Directive: All of the data below should be written out exactly.

Start of Provided data

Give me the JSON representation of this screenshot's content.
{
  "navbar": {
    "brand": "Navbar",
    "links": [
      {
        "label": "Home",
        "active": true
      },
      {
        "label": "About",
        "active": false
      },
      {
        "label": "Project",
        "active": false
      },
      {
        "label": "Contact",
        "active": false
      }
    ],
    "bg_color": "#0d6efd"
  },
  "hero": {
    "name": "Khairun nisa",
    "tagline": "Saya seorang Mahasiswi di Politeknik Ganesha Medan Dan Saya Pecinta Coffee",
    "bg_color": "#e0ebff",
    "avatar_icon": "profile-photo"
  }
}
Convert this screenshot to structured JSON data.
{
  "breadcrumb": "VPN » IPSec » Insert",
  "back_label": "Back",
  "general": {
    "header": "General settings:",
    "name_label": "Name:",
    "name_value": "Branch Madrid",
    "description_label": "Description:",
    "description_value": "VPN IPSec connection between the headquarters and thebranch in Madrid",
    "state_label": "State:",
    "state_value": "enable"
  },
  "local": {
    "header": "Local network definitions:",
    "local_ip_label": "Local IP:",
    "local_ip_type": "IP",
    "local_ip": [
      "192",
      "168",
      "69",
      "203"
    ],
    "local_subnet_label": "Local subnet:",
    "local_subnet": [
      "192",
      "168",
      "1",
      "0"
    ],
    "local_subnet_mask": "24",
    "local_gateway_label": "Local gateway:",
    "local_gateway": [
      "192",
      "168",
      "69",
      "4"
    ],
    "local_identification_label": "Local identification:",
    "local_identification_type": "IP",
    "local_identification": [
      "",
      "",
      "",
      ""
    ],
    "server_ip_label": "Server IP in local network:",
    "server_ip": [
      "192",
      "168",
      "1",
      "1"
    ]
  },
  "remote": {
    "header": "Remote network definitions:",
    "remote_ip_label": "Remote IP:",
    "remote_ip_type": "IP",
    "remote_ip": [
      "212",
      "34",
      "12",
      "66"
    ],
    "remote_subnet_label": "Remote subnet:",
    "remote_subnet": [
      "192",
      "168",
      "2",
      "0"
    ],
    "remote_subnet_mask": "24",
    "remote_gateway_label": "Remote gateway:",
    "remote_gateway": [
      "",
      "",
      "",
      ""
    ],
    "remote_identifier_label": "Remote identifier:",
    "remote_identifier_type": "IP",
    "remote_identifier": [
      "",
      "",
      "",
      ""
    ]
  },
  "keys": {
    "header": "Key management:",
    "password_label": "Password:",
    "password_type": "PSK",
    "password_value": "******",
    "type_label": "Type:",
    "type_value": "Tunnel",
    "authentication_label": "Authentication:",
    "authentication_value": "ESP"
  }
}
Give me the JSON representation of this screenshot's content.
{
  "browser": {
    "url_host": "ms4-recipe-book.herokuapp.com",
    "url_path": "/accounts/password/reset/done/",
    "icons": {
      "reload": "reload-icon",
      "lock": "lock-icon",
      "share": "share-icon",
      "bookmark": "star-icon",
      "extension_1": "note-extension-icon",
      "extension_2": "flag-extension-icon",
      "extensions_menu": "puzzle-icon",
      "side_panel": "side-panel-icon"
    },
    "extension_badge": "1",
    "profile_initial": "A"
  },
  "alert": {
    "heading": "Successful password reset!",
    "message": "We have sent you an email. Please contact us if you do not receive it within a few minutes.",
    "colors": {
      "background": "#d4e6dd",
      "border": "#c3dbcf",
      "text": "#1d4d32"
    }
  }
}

End of Provided data

Result below:
Give me the JSON representation of this screenshot's content.
{
  "navbar": {
    "brand": "Navbar",
    "links": [
      {
        "label": "Home",
        "active": true
      },
      {
        "label": "About",
        "active": false
      },
      {
        "label": "Project",
        "active": false
      },
      {
        "label": "Contact",
        "active": false
      }
    ],
    "bg_color": "#0d6efd"
  },
  "hero": {
    "name": "Khairun nisa",
    "tagline": "Saya seorang Mahasiswi di Politeknik Ganesha Medan Dan Saya Pecinta Coffee",
    "bg_color": "#e0ebff",
    "avatar_icon": "profile-photo"
  }
}
Convert this screenshot to structured JSON data.
{
  "breadcrumb": "VPN » IPSec » Insert",
  "back_label": "Back",
  "general": {
    "header": "General settings:",
    "name_label": "Name:",
    "name_value": "Branch Madrid",
    "description_label": "Description:",
    "description_value": "VPN IPSec connection between the headquarters and thebranch in Madrid",
    "state_label": "State:",
    "state_value": "enable"
  },
  "local": {
    "header": "Local network definitions:",
    "local_ip_label": "Local IP:",
    "local_ip_type": "IP",
    "local_ip": [
      "192",
      "168",
      "69",
      "203"
    ],
    "local_subnet_label": "Local subnet:",
    "local_subnet": [
      "192",
      "168",
      "1",
      "0"
    ],
    "local_subnet_mask": "24",
    "local_gateway_label": "Local gateway:",
    "local_gateway": [
      "192",
      "168",
      "69",
      "4"
    ],
    "local_identification_label": "Local identification:",
    "local_identification_type": "IP",
    "local_identification": [
      "",
      "",
      "",
      ""
    ],
    "server_ip_label": "Server IP in local network:",
    "server_ip": [
      "192",
      "168",
      "1",
      "1"
    ]
  },
  "remote": {
    "header": "Remote network definitions:",
    "remote_ip_label": "Remote IP:",
    "remote_ip_type": "IP",
    "remote_ip": [
      "212",
      "34",
      "12",
      "66"
    ],
    "remote_subnet_label": "Remote subnet:",
    "remote_subnet": [
      "192",
      "168",
      "2",
      "0"
    ],
    "remote_subnet_mask": "24",
    "remote_gateway_label": "Remote gateway:",
    "remote_gateway": [
      "",
      "",
      "",
      ""
    ],
    "remote_identifier_label": "Remote identifier:",
    "remote_identifier_type": "IP",
    "remote_identifier": [
      "",
      "",
      "",
      ""
    ]
  },
  "keys": {
    "header": "Key management:",
    "password_label": "Password:",
    "password_type": "PSK",
    "password_value": "******",
    "type_label": "Type:",
    "type_value": "Tunnel",
    "authentication_label": "Authentication:",
    "authentication_value": "ESP"
  }
}
Give me the JSON representation of this screenshot's content.
{
  "browser": {
    "url_host": "ms4-recipe-book.herokuapp.com",
    "url_path": "/accounts/password/reset/done/",
    "icons": {
      "reload": "reload-icon",
      "lock": "lock-icon",
      "share": "share-icon",
      "bookmark": "star-icon",
      "extension_1": "note-extension-icon",
      "extension_2": "flag-extension-icon",
      "extensions_menu": "puzzle-icon",
      "side_panel": "side-panel-icon"
    },
    "extension_badge": "1",
    "profile_initial": "A"
  },
  "alert": {
    "heading": "Successful password reset!",
    "message": "We have sent you an email. Please contact us if you do not receive it within a few minutes.",
    "colors": {
      "background": "#d4e6dd",
      "border": "#c3dbcf",
      "text": "#1d4d32"
    }
  }
}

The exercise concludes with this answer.